◆ **Goal**: Count how many lines below include the string "Water", and give that number without anything else.

=== Data supplied ===

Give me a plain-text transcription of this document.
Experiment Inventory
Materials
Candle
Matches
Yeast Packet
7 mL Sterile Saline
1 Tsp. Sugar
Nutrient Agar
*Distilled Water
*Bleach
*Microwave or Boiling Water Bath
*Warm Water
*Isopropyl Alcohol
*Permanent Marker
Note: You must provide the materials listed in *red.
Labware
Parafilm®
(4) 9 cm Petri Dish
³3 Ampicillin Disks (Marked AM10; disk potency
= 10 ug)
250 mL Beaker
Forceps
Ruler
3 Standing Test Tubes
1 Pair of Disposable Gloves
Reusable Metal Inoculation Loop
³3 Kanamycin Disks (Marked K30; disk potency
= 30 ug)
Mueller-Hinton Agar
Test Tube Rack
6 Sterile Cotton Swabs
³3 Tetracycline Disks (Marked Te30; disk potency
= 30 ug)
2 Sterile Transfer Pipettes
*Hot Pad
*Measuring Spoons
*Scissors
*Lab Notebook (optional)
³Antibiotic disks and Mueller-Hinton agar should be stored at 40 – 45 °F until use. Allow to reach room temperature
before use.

===

◆ **Finished answer**: 3